··· Records shown

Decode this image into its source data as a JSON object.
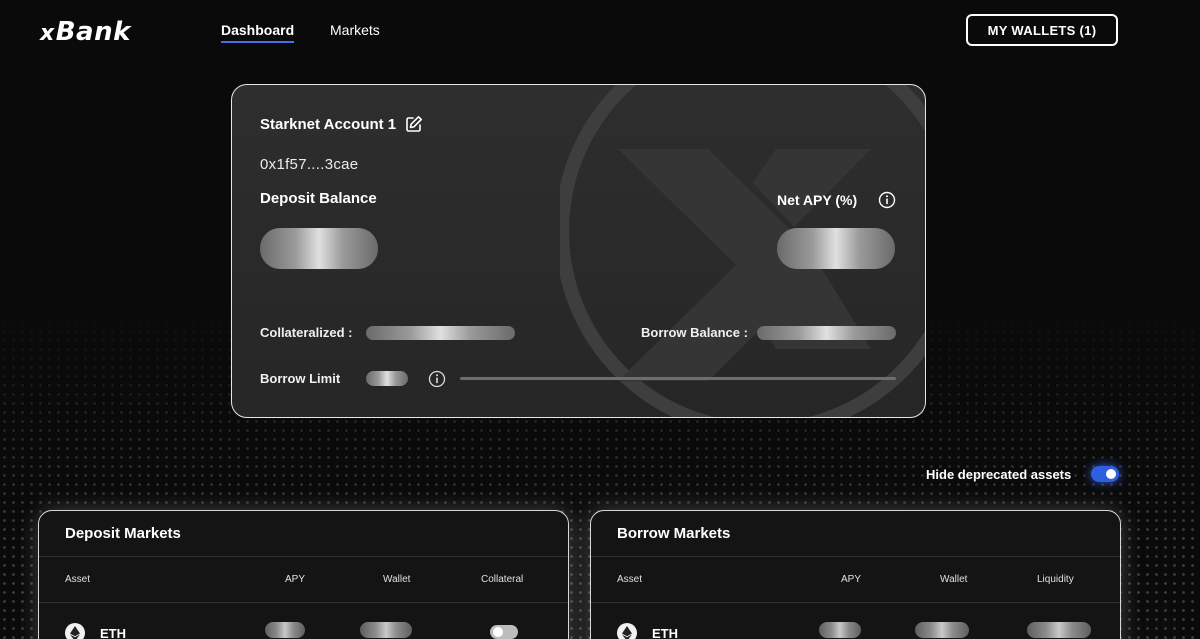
{
  "header": {
    "logo": {
      "prefix": "x",
      "name": "Bank"
    },
    "nav": [
      {
        "label": "Dashboard",
        "active": true
      },
      {
        "label": "Markets",
        "active": false
      }
    ],
    "wallet_button": "MY WALLETS (1)"
  },
  "account_card": {
    "name": "Starknet Account 1",
    "address": "0x1f57....3cae",
    "deposit_balance_label": "Deposit Balance",
    "net_apy_label": "Net APY (%)",
    "collateralized_label": "Collateralized :",
    "borrow_balance_label": "Borrow Balance :",
    "borrow_limit_label": "Borrow Limit",
    "icons": [
      "edit-icon",
      "info-icon",
      "xbank-watermark"
    ]
  },
  "filters": {
    "hide_deprecated_label": "Hide deprecated assets",
    "hide_deprecated_on": true
  },
  "deposit_markets": {
    "title": "Deposit Markets",
    "columns": [
      "Asset",
      "APY",
      "Wallet",
      "Collateral"
    ],
    "rows": [
      {
        "asset": "ETH",
        "icon": "ethereum-icon",
        "collateral_enabled": false
      }
    ]
  },
  "borrow_markets": {
    "title": "Borrow Markets",
    "columns": [
      "Asset",
      "APY",
      "Wallet",
      "Liquidity"
    ],
    "rows": [
      {
        "asset": "ETH",
        "icon": "ethereum-icon"
      }
    ]
  },
  "colors": {
    "background": "#0a0a0a",
    "accent": "#3f6ff0",
    "card": "#2a2a2a"
  }
}
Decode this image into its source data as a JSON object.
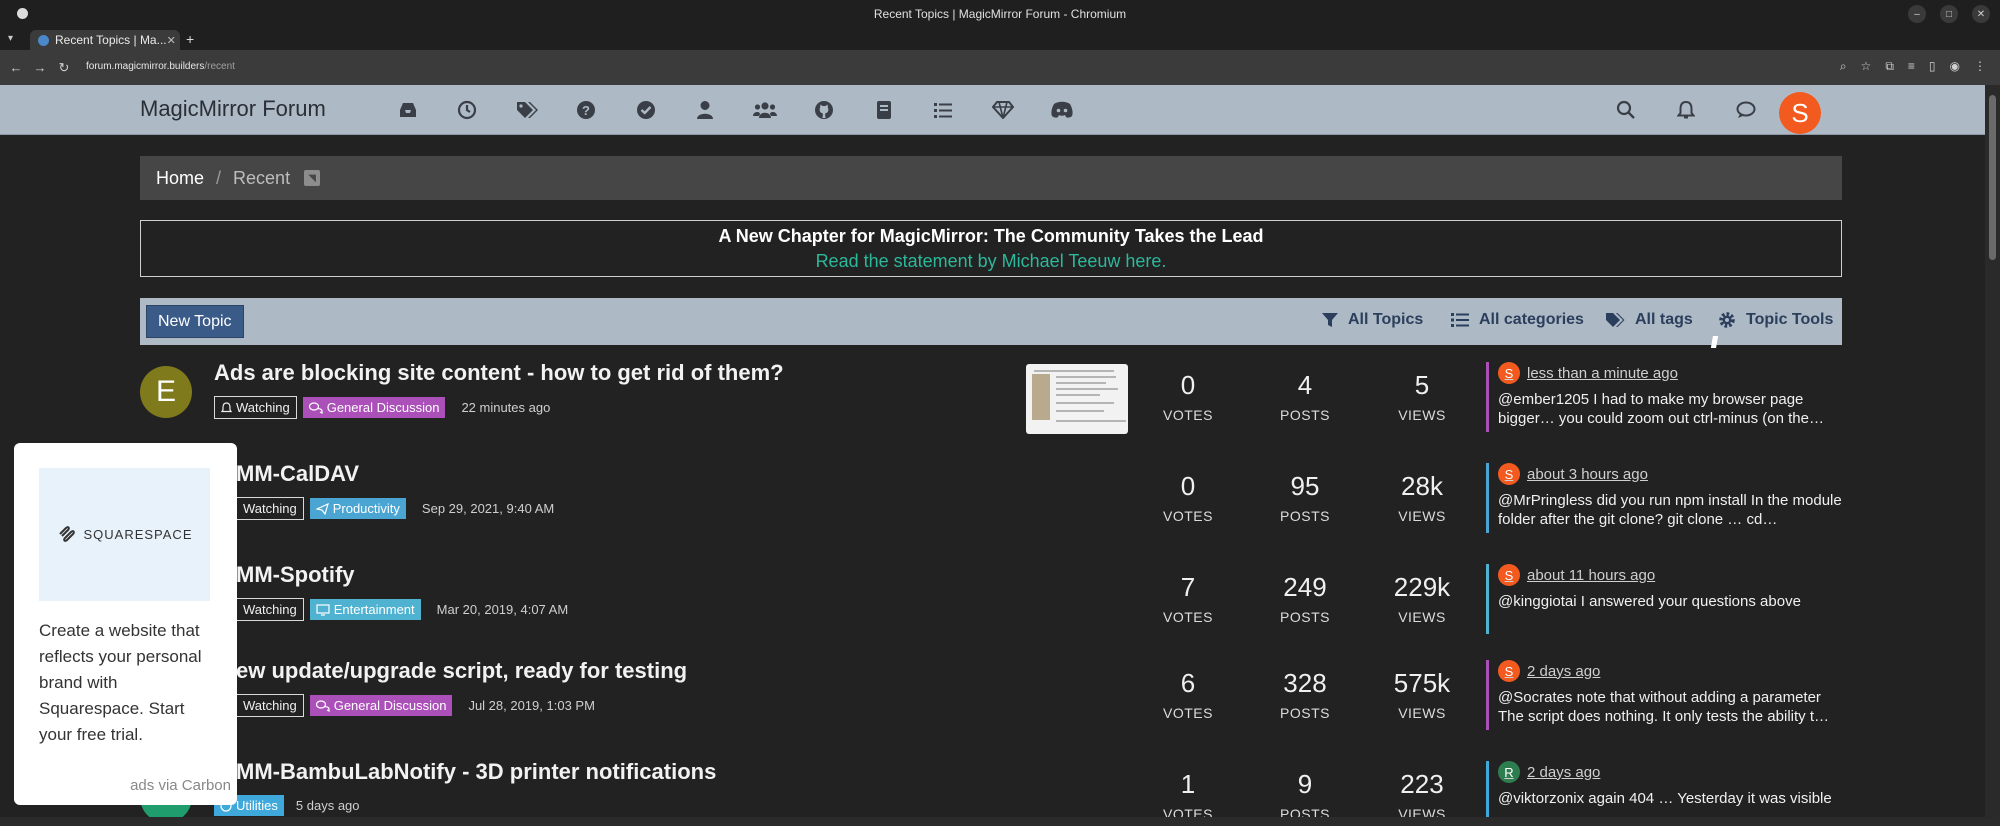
{
  "window": {
    "title": "Recent Topics | MagicMirror Forum - Chromium"
  },
  "tab": {
    "label": "Recent Topics | Ma..."
  },
  "address": {
    "domain": "forum.magicmirror.builders",
    "path": "/recent"
  },
  "header": {
    "brand": "MagicMirror Forum",
    "user_initial": "S"
  },
  "breadcrumb": {
    "home": "Home",
    "sep": "/",
    "current": "Recent"
  },
  "announcement": {
    "title": "A New Chapter for MagicMirror: The Community Takes the Lead",
    "link": "Read the statement by Michael Teeuw here."
  },
  "toolbar": {
    "new_topic": "New Topic",
    "all_topics": "All Topics",
    "all_categories": "All categories",
    "all_tags": "All tags",
    "topic_tools": "Topic Tools"
  },
  "stat_labels": {
    "votes": "VOTES",
    "posts": "POSTS",
    "views": "VIEWS"
  },
  "topics": [
    {
      "avatar": "E",
      "title": "Ads are blocking site content - how to get rid of them?",
      "watch": "Watching",
      "category": "General Discussion",
      "time": "22 minutes ago",
      "votes": "0",
      "posts": "4",
      "views": "5",
      "teaser_initial": "S",
      "teaser_time": "less than a minute ago",
      "teaser_text": "@ember1205 I had to make my browser page bigger… you could zoom out ctrl-minus (on the…"
    },
    {
      "title": "MM-CalDAV",
      "watch": "Watching",
      "category": "Productivity",
      "time": "Sep 29, 2021, 9:40 AM",
      "votes": "0",
      "posts": "95",
      "views": "28k",
      "teaser_initial": "S",
      "teaser_time": "about 3 hours ago",
      "teaser_text": "@MrPringless did you run npm install In the module folder after the git clone? git clone … cd…"
    },
    {
      "title": "MM-Spotify",
      "watch": "Watching",
      "category": "Entertainment",
      "time": "Mar 20, 2019, 4:07 AM",
      "votes": "7",
      "posts": "249",
      "views": "229k",
      "teaser_initial": "S",
      "teaser_time": "about 11 hours ago",
      "teaser_text": "@kinggiotai I answered your questions above"
    },
    {
      "title": "ew update/upgrade script, ready for testing",
      "watch": "Watching",
      "category": "General Discussion",
      "time": "Jul 28, 2019, 1:03 PM",
      "votes": "6",
      "posts": "328",
      "views": "575k",
      "teaser_initial": "S",
      "teaser_time": "2 days ago",
      "teaser_text": "@Socrates note that without adding a parameter The script does nothing. It only tests the ability t…"
    },
    {
      "title": "MM-BambuLabNotify - 3D printer notifications",
      "category": "Utilities",
      "time": "5 days ago",
      "votes": "1",
      "posts": "9",
      "views": "223",
      "teaser_initial": "R",
      "teaser_time": "2 days ago",
      "teaser_text": "@viktorzonix again 404 … Yesterday it was visible"
    }
  ],
  "ad": {
    "brand": "SQUARESPACE",
    "text": "Create a website that reflects your personal brand with Squarespace. Start your free trial.",
    "via": "ads via Carbon"
  },
  "colors": {
    "header_bg": "#aeb9c6",
    "general_discussion": "#ab4fb9",
    "productivity": "#4aa5d3",
    "entertainment": "#4fb2d0",
    "utilities": "#3fa9dc",
    "avatar_orange": "#f25a1f",
    "link_teal": "#2cb89b"
  }
}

······

Aim
Reproduce each entry precisely. Leave the pictures out.

Answer for the task
Decode this image into its source data as a JSON object.
{
  "header": {
    "logo": {
      "prefix": "x",
      "name": "Bank"
    },
    "nav": [
      {
        "label": "Dashboard",
        "active": true
      },
      {
        "label": "Markets",
        "active": false
      }
    ],
    "wallet_button": "MY WALLETS (1)"
  },
  "account_card": {
    "name": "Starknet Account 1",
    "address": "0x1f57....3cae",
    "deposit_balance_label": "Deposit Balance",
    "net_apy_label": "Net APY (%)",
    "collateralized_label": "Collateralized :",
    "borrow_balance_label": "Borrow Balance :",
    "borrow_limit_label": "Borrow Limit",
    "icons": [
      "edit-icon",
      "info-icon",
      "xbank-watermark"
    ]
  },
  "filters": {
    "hide_deprecated_label": "Hide deprecated assets",
    "hide_deprecated_on": true
  },
  "deposit_markets": {
    "title": "Deposit Markets",
    "columns": [
      "Asset",
      "APY",
      "Wallet",
      "Collateral"
    ],
    "rows": [
      {
        "asset": "ETH",
        "icon": "ethereum-icon",
        "collateral_enabled": false
      }
    ]
  },
  "borrow_markets": {
    "title": "Borrow Markets",
    "columns": [
      "Asset",
      "APY",
      "Wallet",
      "Liquidity"
    ],
    "rows": [
      {
        "asset": "ETH",
        "icon": "ethereum-icon"
      }
    ]
  },
  "colors": {
    "background": "#0a0a0a",
    "accent": "#3f6ff0",
    "card": "#2a2a2a"
  }
}
Decode this image into its source data as a JSON object.
{
  "window": {
    "title": "Recent Topics | MagicMirror Forum - Chromium"
  },
  "tab": {
    "label": "Recent Topics | Ma..."
  },
  "address": {
    "domain": "forum.magicmirror.builders",
    "path": "/recent"
  },
  "header": {
    "brand": "MagicMirror Forum",
    "user_initial": "S"
  },
  "breadcrumb": {
    "home": "Home",
    "sep": "/",
    "current": "Recent"
  },
  "announcement": {
    "title": "A New Chapter for MagicMirror: The Community Takes the Lead",
    "link": "Read the statement by Michael Teeuw here."
  },
  "toolbar": {
    "new_topic": "New Topic",
    "all_topics": "All Topics",
    "all_categories": "All categories",
    "all_tags": "All tags",
    "topic_tools": "Topic Tools"
  },
  "stat_labels": {
    "votes": "VOTES",
    "posts": "POSTS",
    "views": "VIEWS"
  },
  "topics": [
    {
      "avatar": "E",
      "title": "Ads are blocking site content - how to get rid of them?",
      "watch": "Watching",
      "category": "General Discussion",
      "time": "22 minutes ago",
      "votes": "0",
      "posts": "4",
      "views": "5",
      "teaser_initial": "S",
      "teaser_time": "less than a minute ago",
      "teaser_text": "@ember1205 I had to make my browser page bigger… you could zoom out ctrl-minus (on the…"
    },
    {
      "title": "MM-CalDAV",
      "watch": "Watching",
      "category": "Productivity",
      "time": "Sep 29, 2021, 9:40 AM",
      "votes": "0",
      "posts": "95",
      "views": "28k",
      "teaser_initial": "S",
      "teaser_time": "about 3 hours ago",
      "teaser_text": "@MrPringless did you run npm install In the module folder after the git clone? git clone … cd…"
    },
    {
      "title": "MM-Spotify",
      "watch": "Watching",
      "category": "Entertainment",
      "time": "Mar 20, 2019, 4:07 AM",
      "votes": "7",
      "posts": "249",
      "views": "229k",
      "teaser_initial": "S",
      "teaser_time": "about 11 hours ago",
      "teaser_text": "@kinggiotai I answered your questions above"
    },
    {
      "title": "ew update/upgrade script, ready for testing",
      "watch": "Watching",
      "category": "General Discussion",
      "time": "Jul 28, 2019, 1:03 PM",
      "votes": "6",
      "posts": "328",
      "views": "575k",
      "teaser_initial": "S",
      "teaser_time": "2 days ago",
      "teaser_text": "@Socrates note that without adding a parameter The script does nothing. It only tests the ability t…"
    },
    {
      "title": "MM-BambuLabNotify - 3D printer notifications",
      "category": "Utilities",
      "time": "5 days ago",
      "votes": "1",
      "posts": "9",
      "views": "223",
      "teaser_initial": "R",
      "teaser_time": "2 days ago",
      "teaser_text": "@viktorzonix again 404 … Yesterday it was visible"
    }
  ],
  "ad": {
    "brand": "SQUARESPACE",
    "text": "Create a website that reflects your personal brand with Squarespace. Start your free trial.",
    "via": "ads via Carbon"
  },
  "colors": {
    "header_bg": "#aeb9c6",
    "general_discussion": "#ab4fb9",
    "productivity": "#4aa5d3",
    "entertainment": "#4fb2d0",
    "utilities": "#3fa9dc",
    "avatar_orange": "#f25a1f",
    "link_teal": "#2cb89b"
  }
}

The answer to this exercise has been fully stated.